GOAL OF THE EXERCISE
Collect each line of the entries that holds the string "independent".

EXCERPTED RECORDS
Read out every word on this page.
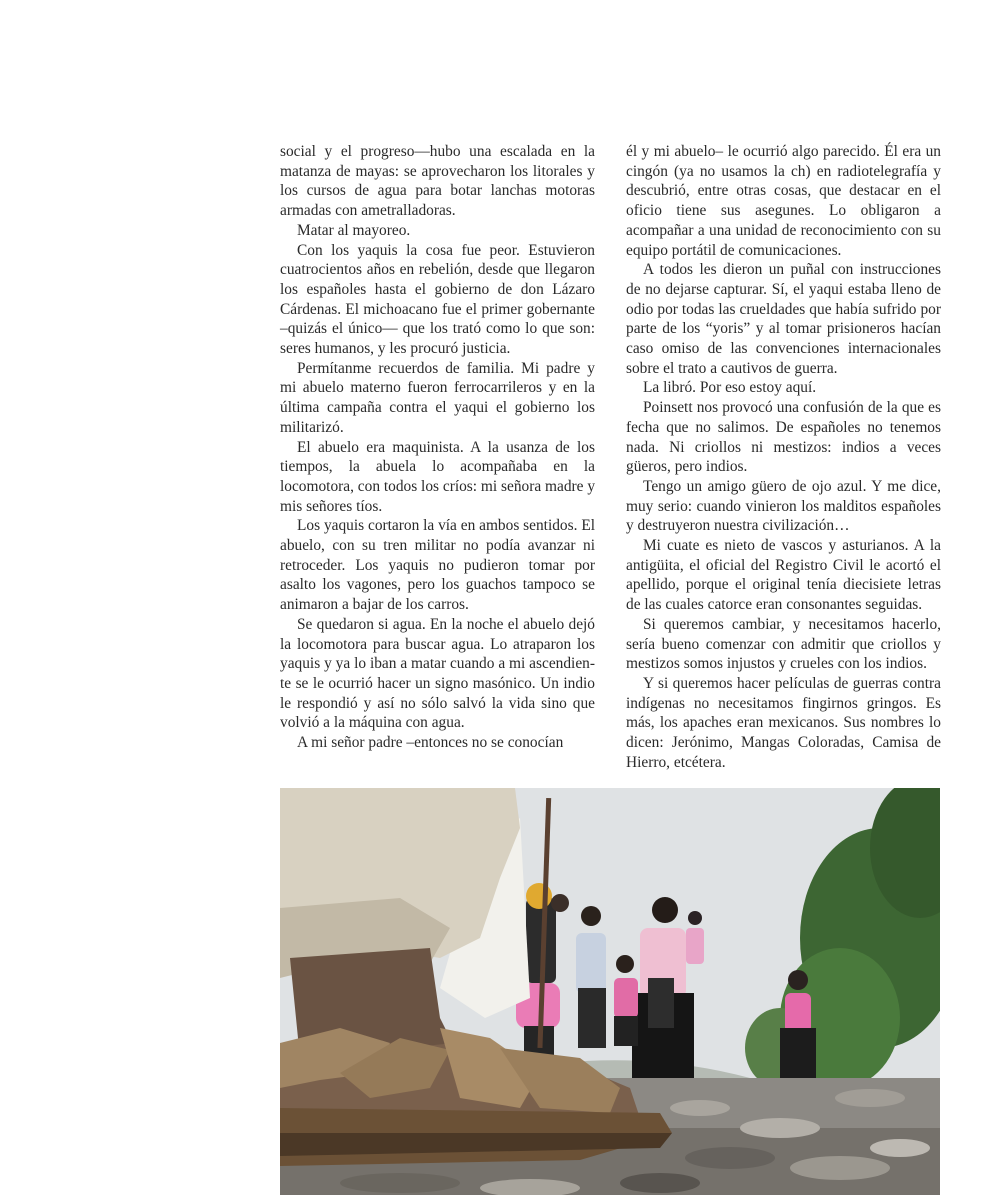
social y el progreso—hubo una escalada en la matanza de mayas: se aprovecharon los litorales y los cursos de agua para botar lanchas motoras armadas con ametralladoras.

Matar al mayoreo.

Con los yaquis la cosa fue peor. Estuvieron cuatrocientos años en rebelión, desde que llegaron los españoles hasta el gobierno de don Lázaro Cárdenas. El michoacano fue el primer gobernante –quizás el único— que los trató como lo que son: seres humanos, y les procuró justicia.

Permítanme recuerdos de familia. Mi padre y mi abuelo materno fueron ferrocarrileros y en la última campaña contra el yaqui el gobierno los militarizó.

El abuelo era maquinista. A la usanza de los tiempos, la abuela lo acompañaba en la locomotora, con todos los críos: mi señora madre y mis señores tíos.

Los yaquis cortaron la vía en ambos sentidos. El abuelo, con su tren militar no podía avanzar ni retroceder. Los yaquis no pudieron tomar por asalto los vagones, pero los guachos tampoco se animaron a bajar de los carros.

Se quedaron si agua. En la noche el abuelo dejó la locomotora para buscar agua. Lo atraparon los yaquis y ya lo iban a matar cuando a mi ascendiente se le ocurrió hacer un signo masónico. Un indio le respondió y así no sólo salvó la vida sino que volvió a la máquina con agua.

A mi señor padre –entonces no se conocían

él y mi abuelo– le ocurrió algo parecido. Él era un cingón (ya no usamos la ch) en radiotelegrafía y descubrió, entre otras cosas, que destacar en el oficio tiene sus asegunes. Lo obligaron a acompañar a una unidad de reconocimiento con su equipo portátil de comunicaciones.

A todos les dieron un puñal con instrucciones de no dejarse capturar. Sí, el yaqui estaba lleno de odio por todas las crueldades que había sufrido por parte de los “yoris” y al tomar prisioneros hacían caso omiso de las convenciones internacionales sobre el trato a cautivos de guerra.

La libró. Por eso estoy aquí.

Poinsett nos provocó una confusión de la que es fecha que no salimos. De españoles no tenemos nada. Ni criollos ni mestizos: indios a veces güeros, pero indios.

Tengo un amigo güero de ojo azul. Y me dice, muy serio: cuando vinieron los malditos españoles y destruyeron nuestra civilización…

Mi cuate es nieto de vascos y asturianos. A la antigüita, el oficial del Registro Civil le acortó el apellido, porque el original tenía diecisiete letras de las cuales catorce eran consonantes seguidas.

Si queremos cambiar, y necesitamos hacerlo, sería bueno comenzar con admitir que criollos y mestizos somos injustos y crueles con los indios.

Y si queremos hacer películas de guerras contra indígenas no necesitamos fingirnos gringos. Es más, los apaches eran mexicanos. Sus nombres lo dicen: Jerónimo, Mangas Coloradas, Camisa de Hierro, etcétera.
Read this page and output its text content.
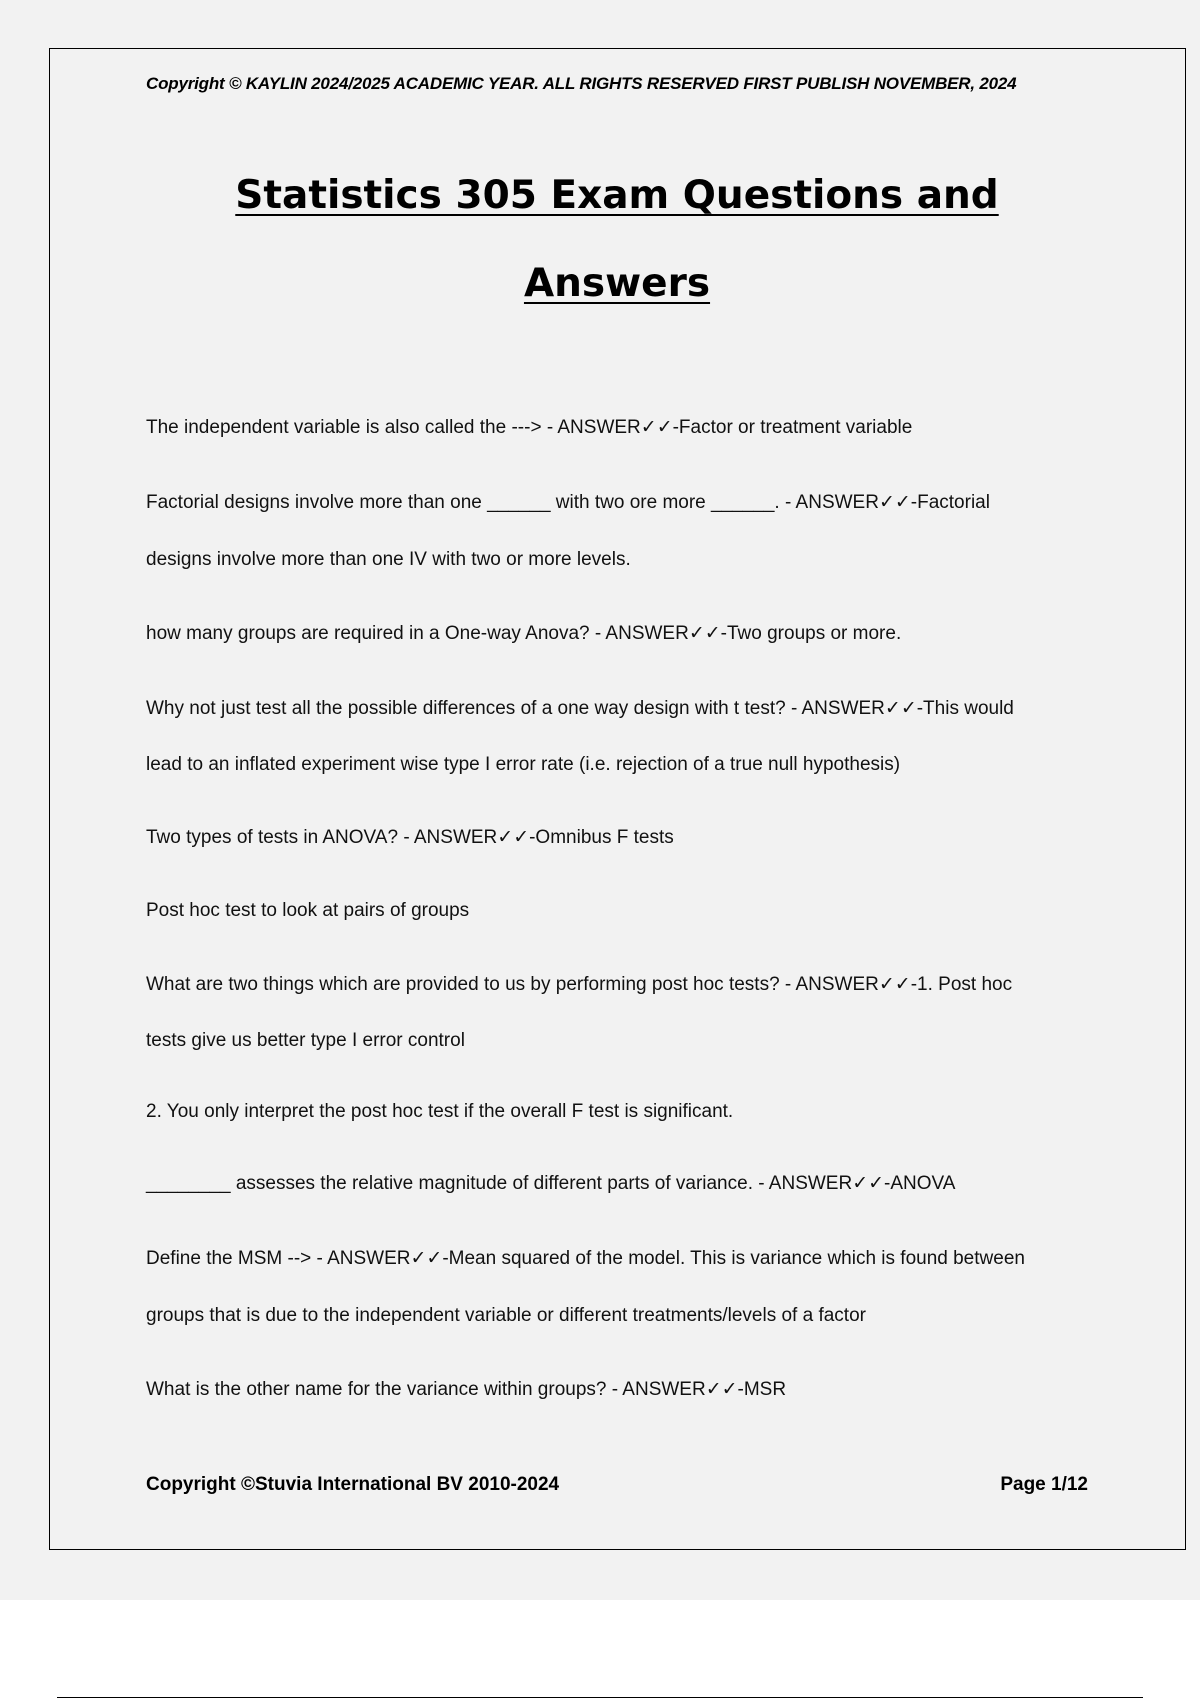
Copyright © KAYLIN 2024/2025 ACADEMIC YEAR. ALL RIGHTS RESERVED FIRST PUBLISH NOVEMBER, 2024
Statistics 305 Exam Questions and
Answers
The independent variable is also called the ---> - ANSWER✓✓-Factor or treatment variable
Factorial designs involve more than one ______ with two ore more ______. - ANSWER✓✓-Factorial
designs involve more than one IV with two or more levels.
how many groups are required in a One-way Anova? - ANSWER✓✓-Two groups or more.
Why not just test all the possible differences of a one way design with t test? - ANSWER✓✓-This would
lead to an inflated experiment wise type I error rate (i.e. rejection of a true null hypothesis)
Two types of tests in ANOVA? - ANSWER✓✓-Omnibus F tests
Post hoc test to look at pairs of groups
What are two things which are provided to us by performing post hoc tests? - ANSWER✓✓-1. Post hoc
tests give us better type I error control
2. You only interpret the post hoc test if the overall F test is significant.
________ assesses the relative magnitude of different parts of variance. - ANSWER✓✓-ANOVA
Define the MSM --> - ANSWER✓✓-Mean squared of the model. This is variance which is found between
groups that is due to the independent variable or different treatments/levels of a factor
What is the other name for the variance within groups? - ANSWER✓✓-MSR
Copyright ©Stuvia International BV 2010-2024	Page 1/12
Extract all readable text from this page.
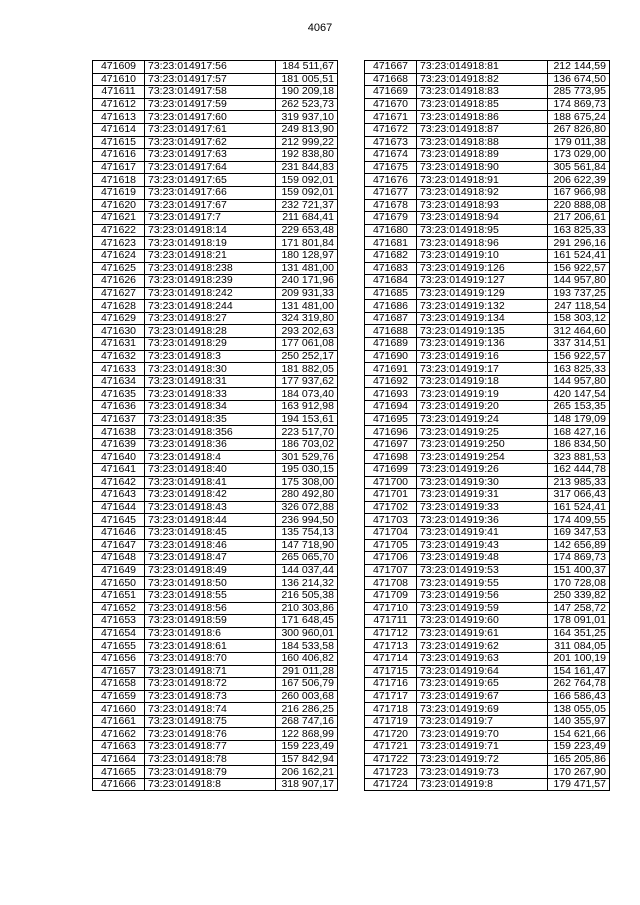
4067
471609	73:23:014917:56	184 511,67
471610	73:23:014917:57	181 005,51
471611	73:23:014917:58	190 209,18
471612	73:23:014917:59	262 523,73
471613	73:23:014917:60	319 937,10
471614	73:23:014917:61	249 813,90
471615	73:23:014917:62	212 999,22
471616	73:23:014917:63	192 838,80
471617	73:23:014917:64	231 844,83
471618	73:23:014917:65	159 092,01
471619	73:23:014917:66	159 092,01
471620	73:23:014917:67	232 721,37
471621	73:23:014917:7	211 684,41
471622	73:23:014918:14	229 653,48
471623	73:23:014918:19	171 801,84
471624	73:23:014918:21	180 128,97
471625	73:23:014918:238	131 481,00
471626	73:23:014918:239	240 171,96
471627	73:23:014918:242	209 931,33
471628	73:23:014918:244	131 481,00
471629	73:23:014918:27	324 319,80
471630	73:23:014918:28	293 202,63
471631	73:23:014918:29	177 061,08
471632	73:23:014918:3	250 252,17
471633	73:23:014918:30	181 882,05
471634	73:23:014918:31	177 937,62
471635	73:23:014918:33	184 073,40
471636	73:23:014918:34	163 912,98
471637	73:23:014918:35	194 153,61
471638	73:23:014918:356	223 517,70
471639	73:23:014918:36	186 703,02
471640	73:23:014918:4	301 529,76
471641	73:23:014918:40	195 030,15
471642	73:23:014918:41	175 308,00
471643	73:23:014918:42	280 492,80
471644	73:23:014918:43	326 072,88
471645	73:23:014918:44	236 994,50
471646	73:23:014918:45	135 754,13
471647	73:23:014918:46	147 718,90
471648	73:23:014918:47	265 065,70
471649	73:23:014918:49	144 037,44
471650	73:23:014918:50	136 214,32
471651	73:23:014918:55	216 505,38
471652	73:23:014918:56	210 303,86
471653	73:23:014918:59	171 648,45
471654	73:23:014918:6	300 960,01
471655	73:23:014918:61	184 533,58
471656	73:23:014918:70	160 406,82
471657	73:23:014918:71	291 011,28
471658	73:23:014918:72	167 506,79
471659	73:23:014918:73	260 003,68
471660	73:23:014918:74	216 286,25
471661	73:23:014918:75	268 747,16
471662	73:23:014918:76	122 868,99
471663	73:23:014918:77	159 223,49
471664	73:23:014918:78	157 842,94
471665	73:23:014918:79	206 162,21
471666	73:23:014918:8	318 907,17
471667	73:23:014918:81	212 144,59
471668	73:23:014918:82	136 674,50
471669	73:23:014918:83	285 773,95
471670	73:23:014918:85	174 869,73
471671	73:23:014918:86	188 675,24
471672	73:23:014918:87	267 826,80
471673	73:23:014918:88	179 011,38
471674	73:23:014918:89	173 029,00
471675	73:23:014918:90	305 561,84
471676	73:23:014918:91	206 622,39
471677	73:23:014918:92	167 966,98
471678	73:23:014918:93	220 888,08
471679	73:23:014918:94	217 206,61
471680	73:23:014918:95	163 825,33
471681	73:23:014918:96	291 296,16
471682	73:23:014919:10	161 524,41
471683	73:23:014919:126	156 922,57
471684	73:23:014919:127	144 957,80
471685	73:23:014919:129	193 737,25
471686	73:23:014919:132	247 118,54
471687	73:23:014919:134	158 303,12
471688	73:23:014919:135	312 464,60
471689	73:23:014919:136	337 314,51
471690	73:23:014919:16	156 922,57
471691	73:23:014919:17	163 825,33
471692	73:23:014919:18	144 957,80
471693	73:23:014919:19	420 147,54
471694	73:23:014919:20	265 153,35
471695	73:23:014919:24	148 179,09
471696	73:23:014919:25	168 427,16
471697	73:23:014919:250	186 834,50
471698	73:23:014919:254	323 881,53
471699	73:23:014919:26	162 444,78
471700	73:23:014919:30	213 985,33
471701	73:23:014919:31	317 066,43
471702	73:23:014919:33	161 524,41
471703	73:23:014919:36	174 409,55
471704	73:23:014919:41	169 347,53
471705	73:23:014919:43	142 656,89
471706	73:23:014919:48	174 869,73
471707	73:23:014919:53	151 400,37
471708	73:23:014919:55	170 728,08
471709	73:23:014919:56	250 339,82
471710	73:23:014919:59	147 258,72
471711	73:23:014919:60	178 091,01
471712	73:23:014919:61	164 351,25
471713	73:23:014919:62	311 084,05
471714	73:23:014919:63	201 100,19
471715	73:23:014919:64	154 161,47
471716	73:23:014919:65	262 764,78
471717	73:23:014919:67	166 586,43
471718	73:23:014919:69	138 055,05
471719	73:23:014919:7	140 355,97
471720	73:23:014919:70	154 621,66
471721	73:23:014919:71	159 223,49
471722	73:23:014919:72	165 205,86
471723	73:23:014919:73	170 267,90
471724	73:23:014919:8	179 471,57
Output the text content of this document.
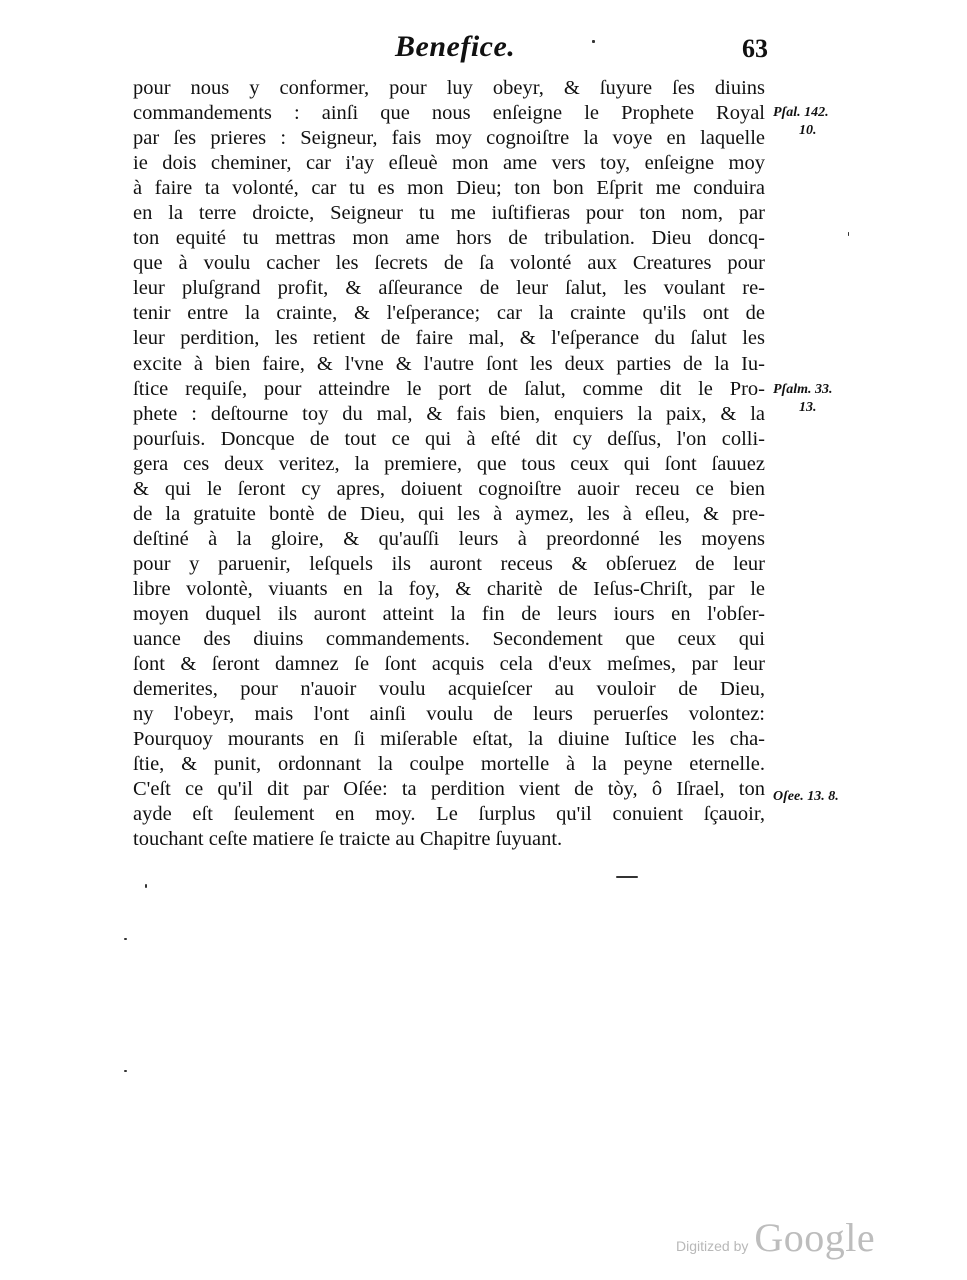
Benefice.	63
pour nous y conformer, pour luy obeyr, & ſuyure ſes diuins
commandements : ainſi que nous enſeigne le Prophete Royal
par ſes prieres : Seigneur, fais moy cognoiſtre la voye en laquelle
ie dois cheminer, car i'ay eſleuè mon ame vers toy, enſeigne moy
à faire ta volonté, car tu es mon Dieu; ton bon Eſprit me conduira
en la terre droicte, Seigneur tu me iuſtifieras pour ton nom, par
ton equité tu mettras mon ame hors de tribulation. Dieu doncq-
que à voulu cacher les ſecrets de ſa volonté aux Creatures pour
leur pluſgrand profit, & aſſeurance de leur ſalut, les voulant re-
tenir entre la crainte, & l'eſperance; car la crainte qu'ils ont de
leur perdition, les retient de faire mal, & l'eſperance du ſalut les
excite à bien faire, & l'vne & l'autre ſont les deux parties de la Iu-
ſtice requiſe, pour atteindre le port de ſalut, comme dit le Pro-
phete : deſtourne toy du mal, & fais bien, enquiers la paix, & la
pourſuis. Doncque de tout ce qui à eſté dit cy deſſus, l'on colli-
gera ces deux veritez, la premiere, que tous ceux qui ſont ſauuez
& qui le ſeront cy apres, doiuent cognoiſtre auoir receu ce bien
de la gratuite bontè de Dieu, qui les à aymez, les à eſleu, & pre-
deſtiné à la gloire, & qu'auſſi leurs à preordonné les moyens
pour y paruenir, leſquels ils auront receus & obſeruez de leur
libre volontè, viuants en la foy, & charitè de Ieſus-Chriſt, par le
moyen duquel ils auront atteint la fin de leurs iours en l'obſer-
uance des diuins commandements. Secondement que ceux qui
ſont & ſeront damnez ſe ſont acquis cela d'eux meſmes, par leur
demerites, pour n'auoir voulu acquieſcer au vouloir de Dieu,
ny l'obeyr, mais l'ont ainſi voulu de leurs peruerſes volontez:
Pourquoy mourants en ſi miſerable eſtat, la diuine Iuſtice les cha-
ſtie, & punit, ordonnant la coulpe mortelle à la peyne eternelle.
C'eſt ce qu'il dit par Oſée: ta perdition vient de tòy, ô Iſrael, ton
ayde eſt ſeulement en moy. Le ſurplus qu'il conuient ſçauoir,
touchant ceſte matiere ſe traicte au Chapitre ſuyuant.
Pſal. 142.
10.
Pſalm. 33.
13.
Oſee. 13. 8.
Digitized by Google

OUTPUT BELOW
The independent variable is also called the ---> - ANSWER✓✓-Factor or treatment variable
groups that is due to the independent variable or different treatments/levels of a factor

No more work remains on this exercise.